→ Written problem
Omit the pictures, then reproduce every remaining record exactly.

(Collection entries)
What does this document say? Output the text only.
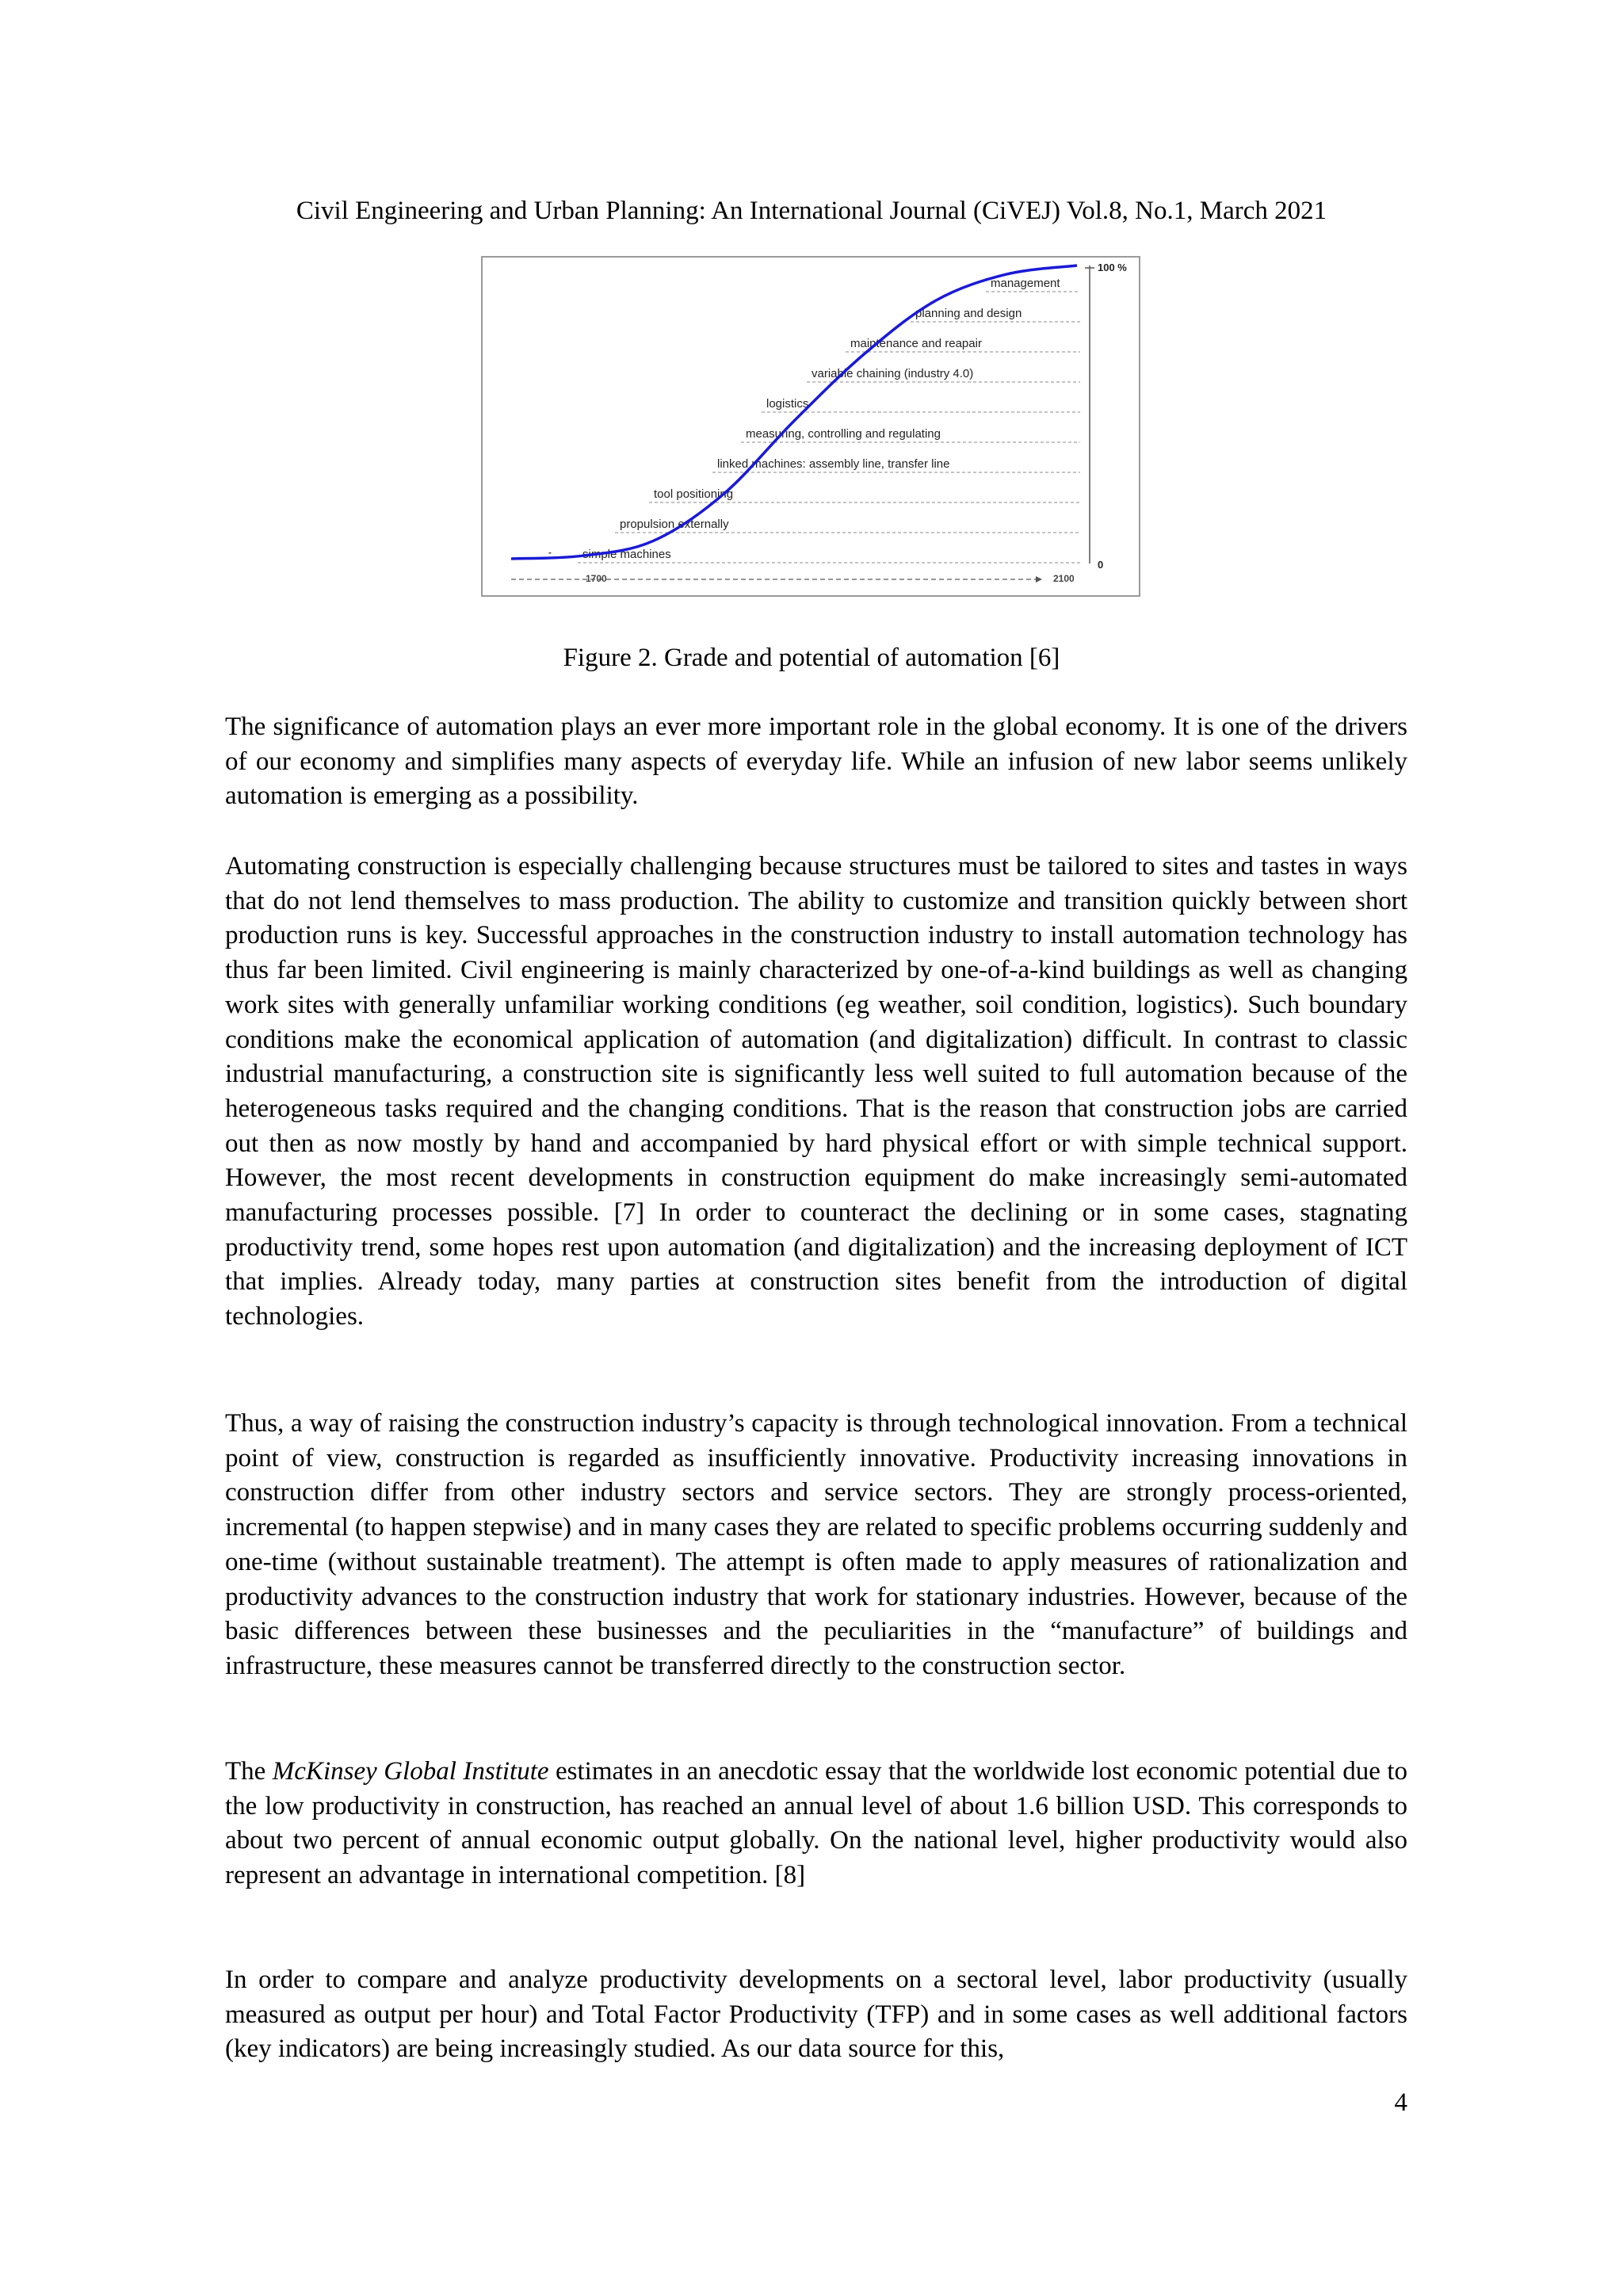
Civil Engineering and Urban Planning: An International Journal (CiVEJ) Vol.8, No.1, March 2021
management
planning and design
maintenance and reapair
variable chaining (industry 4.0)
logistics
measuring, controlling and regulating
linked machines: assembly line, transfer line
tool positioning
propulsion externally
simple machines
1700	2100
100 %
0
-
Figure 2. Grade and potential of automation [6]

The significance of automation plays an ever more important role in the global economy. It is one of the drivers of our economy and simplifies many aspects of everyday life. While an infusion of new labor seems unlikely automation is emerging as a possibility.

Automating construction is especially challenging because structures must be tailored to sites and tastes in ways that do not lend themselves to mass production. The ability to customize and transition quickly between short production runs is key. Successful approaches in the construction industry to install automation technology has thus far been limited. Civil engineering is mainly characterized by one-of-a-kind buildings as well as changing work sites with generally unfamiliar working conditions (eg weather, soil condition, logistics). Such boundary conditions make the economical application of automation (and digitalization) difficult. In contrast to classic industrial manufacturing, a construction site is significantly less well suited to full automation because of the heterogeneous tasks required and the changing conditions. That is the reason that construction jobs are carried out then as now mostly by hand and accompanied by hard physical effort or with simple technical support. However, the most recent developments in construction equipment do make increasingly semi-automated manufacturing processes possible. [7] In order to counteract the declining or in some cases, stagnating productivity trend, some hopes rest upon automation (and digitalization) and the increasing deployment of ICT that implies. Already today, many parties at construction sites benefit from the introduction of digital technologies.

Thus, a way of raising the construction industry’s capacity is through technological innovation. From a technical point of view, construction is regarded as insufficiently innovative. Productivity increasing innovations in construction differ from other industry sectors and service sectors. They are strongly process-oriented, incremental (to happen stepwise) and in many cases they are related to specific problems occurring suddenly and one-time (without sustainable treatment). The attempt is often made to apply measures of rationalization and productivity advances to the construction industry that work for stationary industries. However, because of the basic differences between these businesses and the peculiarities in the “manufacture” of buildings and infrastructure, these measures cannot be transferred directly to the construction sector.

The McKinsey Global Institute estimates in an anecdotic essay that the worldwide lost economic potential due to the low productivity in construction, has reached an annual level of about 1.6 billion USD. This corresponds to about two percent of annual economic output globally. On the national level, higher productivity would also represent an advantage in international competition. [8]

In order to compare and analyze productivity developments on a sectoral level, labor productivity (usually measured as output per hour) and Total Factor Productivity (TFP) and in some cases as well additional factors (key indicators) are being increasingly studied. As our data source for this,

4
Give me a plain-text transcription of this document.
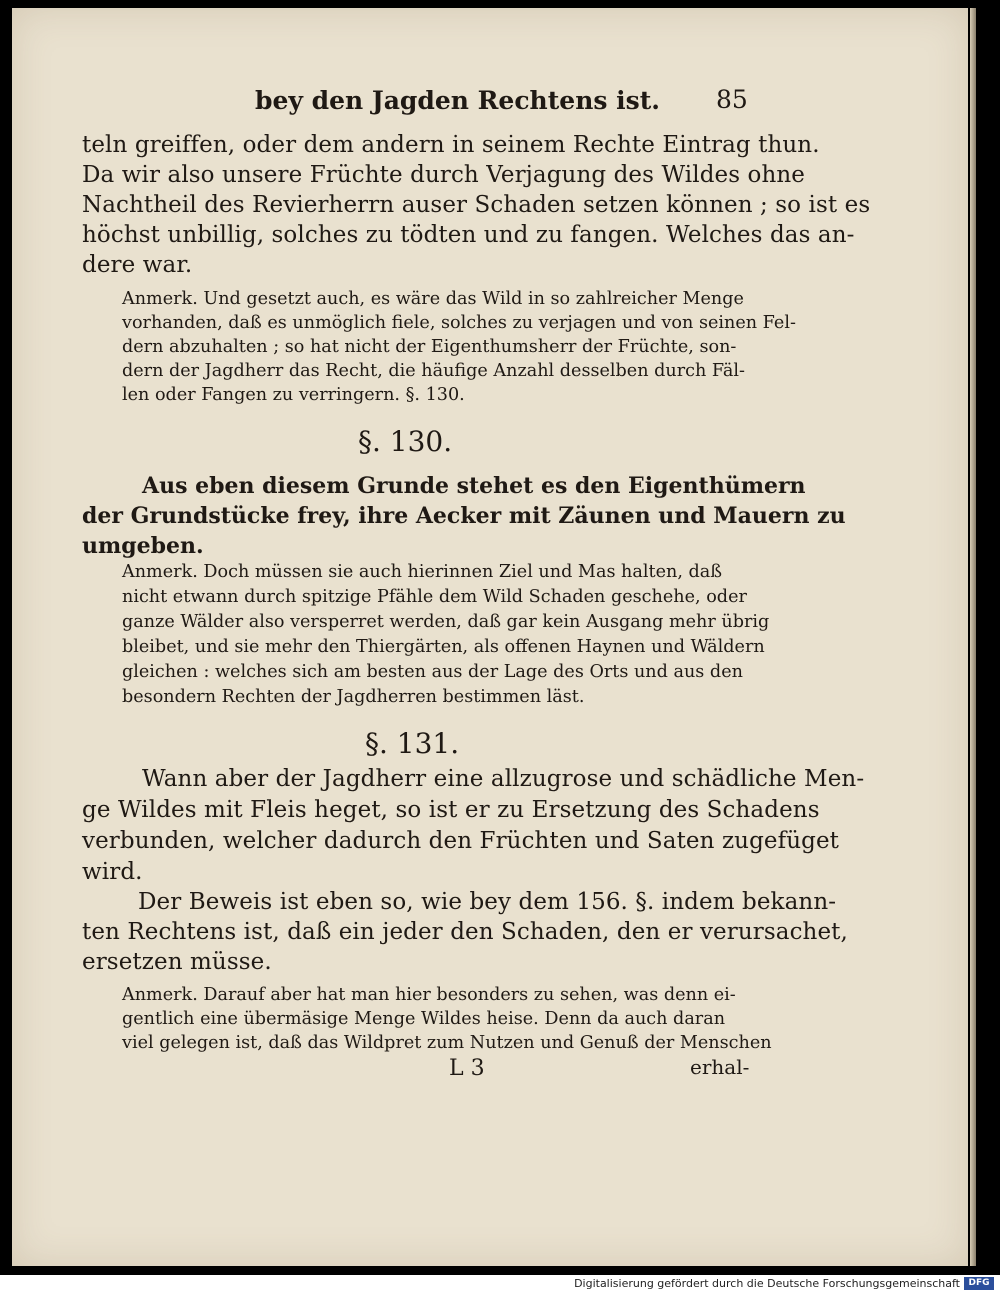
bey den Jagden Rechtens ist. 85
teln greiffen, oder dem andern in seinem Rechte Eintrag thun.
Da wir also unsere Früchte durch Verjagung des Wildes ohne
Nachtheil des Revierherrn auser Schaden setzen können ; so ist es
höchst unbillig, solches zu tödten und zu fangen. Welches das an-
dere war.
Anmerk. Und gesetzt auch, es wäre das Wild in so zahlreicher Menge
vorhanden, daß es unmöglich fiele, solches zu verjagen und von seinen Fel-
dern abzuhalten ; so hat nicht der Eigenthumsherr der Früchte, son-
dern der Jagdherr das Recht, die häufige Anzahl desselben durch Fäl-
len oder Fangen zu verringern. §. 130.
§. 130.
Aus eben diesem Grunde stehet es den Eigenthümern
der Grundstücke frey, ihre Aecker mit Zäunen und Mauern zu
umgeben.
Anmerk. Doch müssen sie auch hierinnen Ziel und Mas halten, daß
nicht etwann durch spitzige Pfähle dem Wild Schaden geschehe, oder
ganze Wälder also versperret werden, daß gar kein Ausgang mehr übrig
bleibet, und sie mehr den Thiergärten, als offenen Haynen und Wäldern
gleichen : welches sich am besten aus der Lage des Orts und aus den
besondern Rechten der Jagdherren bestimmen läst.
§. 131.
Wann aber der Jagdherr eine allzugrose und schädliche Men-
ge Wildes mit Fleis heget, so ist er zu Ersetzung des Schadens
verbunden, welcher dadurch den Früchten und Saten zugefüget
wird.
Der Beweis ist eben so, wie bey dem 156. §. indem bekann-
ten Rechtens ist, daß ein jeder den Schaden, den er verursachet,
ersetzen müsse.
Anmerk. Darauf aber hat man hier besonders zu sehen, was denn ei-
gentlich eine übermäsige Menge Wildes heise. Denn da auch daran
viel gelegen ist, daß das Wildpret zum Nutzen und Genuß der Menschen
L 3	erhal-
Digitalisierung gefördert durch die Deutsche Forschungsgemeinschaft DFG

→ Response below
What does this document say? Output the text only.
Civil Engineering and Urban Planning: An International Journal (CiVEJ) Vol.8, No.1, March 2021
management
planning and design
maintenance and reapair
variable chaining (industry 4.0)
logistics
measuring, controlling and regulating
linked machines: assembly line, transfer line
tool positioning
propulsion externally
simple machines
1700	2100
100 %
0
-
Figure 2. Grade and potential of automation [6]

The significance of automation plays an ever more important role in the global economy. It is one of the drivers of our economy and simplifies many aspects of everyday life. While an infusion of new labor seems unlikely automation is emerging as a possibility.

Automating construction is especially challenging because structures must be tailored to sites and tastes in ways that do not lend themselves to mass production. The ability to customize and transition quickly between short production runs is key. Successful approaches in the construction industry to install automation technology has thus far been limited. Civil engineering is mainly characterized by one-of-a-kind buildings as well as changing work sites with generally unfamiliar working conditions (eg weather, soil condition, logistics). Such boundary conditions make the economical application of automation (and digitalization) difficult. In contrast to classic industrial manufacturing, a construction site is significantly less well suited to full automation because of the heterogeneous tasks required and the changing conditions. That is the reason that construction jobs are carried out then as now mostly by hand and accompanied by hard physical effort or with simple technical support. However, the most recent developments in construction equipment do make increasingly semi-automated manufacturing processes possible. [7] In order to counteract the declining or in some cases, stagnating productivity trend, some hopes rest upon automation (and digitalization) and the increasing deployment of ICT that implies. Already today, many parties at construction sites benefit from the introduction of digital technologies.

Thus, a way of raising the construction industry’s capacity is through technological innovation. From a technical point of view, construction is regarded as insufficiently innovative. Productivity increasing innovations in construction differ from other industry sectors and service sectors. They are strongly process-oriented, incremental (to happen stepwise) and in many cases they are related to specific problems occurring suddenly and one-time (without sustainable treatment). The attempt is often made to apply measures of rationalization and productivity advances to the construction industry that work for stationary industries. However, because of the basic differences between these businesses and the peculiarities in the “manufacture” of buildings and infrastructure, these measures cannot be transferred directly to the construction sector.

The McKinsey Global Institute estimates in an anecdotic essay that the worldwide lost economic potential due to the low productivity in construction, has reached an annual level of about 1.6 billion USD. This corresponds to about two percent of annual economic output globally. On the national level, higher productivity would also represent an advantage in international competition. [8]

In order to compare and analyze productivity developments on a sectoral level, labor productivity (usually measured as output per hour) and Total Factor Productivity (TFP) and in some cases as well additional factors (key indicators) are being increasingly studied. As our data source for this,

4
Give me a plain-text transcription of this document.
bey den Jagden Rechtens ist. 85
teln greiffen, oder dem andern in seinem Rechte Eintrag thun.
Da wir also unsere Früchte durch Verjagung des Wildes ohne
Nachtheil des Revierherrn auser Schaden setzen können ; so ist es
höchst unbillig, solches zu tödten und zu fangen. Welches das an-
dere war.
Anmerk. Und gesetzt auch, es wäre das Wild in so zahlreicher Menge
vorhanden, daß es unmöglich fiele, solches zu verjagen und von seinen Fel-
dern abzuhalten ; so hat nicht der Eigenthumsherr der Früchte, son-
dern der Jagdherr das Recht, die häufige Anzahl desselben durch Fäl-
len oder Fangen zu verringern. §. 130.
§. 130.
Aus eben diesem Grunde stehet es den Eigenthümern
der Grundstücke frey, ihre Aecker mit Zäunen und Mauern zu
umgeben.
Anmerk. Doch müssen sie auch hierinnen Ziel und Mas halten, daß
nicht etwann durch spitzige Pfähle dem Wild Schaden geschehe, oder
ganze Wälder also versperret werden, daß gar kein Ausgang mehr übrig
bleibet, und sie mehr den Thiergärten, als offenen Haynen und Wäldern
gleichen : welches sich am besten aus der Lage des Orts und aus den
besondern Rechten der Jagdherren bestimmen läst.
§. 131.
Wann aber der Jagdherr eine allzugrose und schädliche Men-
ge Wildes mit Fleis heget, so ist er zu Ersetzung des Schadens
verbunden, welcher dadurch den Früchten und Saten zugefüget
wird.
Der Beweis ist eben so, wie bey dem 156. §. indem bekann-
ten Rechtens ist, daß ein jeder den Schaden, den er verursachet,
ersetzen müsse.
Anmerk. Darauf aber hat man hier besonders zu sehen, was denn ei-
gentlich eine übermäsige Menge Wildes heise. Denn da auch daran
viel gelegen ist, daß das Wildpret zum Nutzen und Genuß der Menschen
L 3	erhal-
Digitalisierung gefördert durch die Deutsche Forschungsgemeinschaft DFG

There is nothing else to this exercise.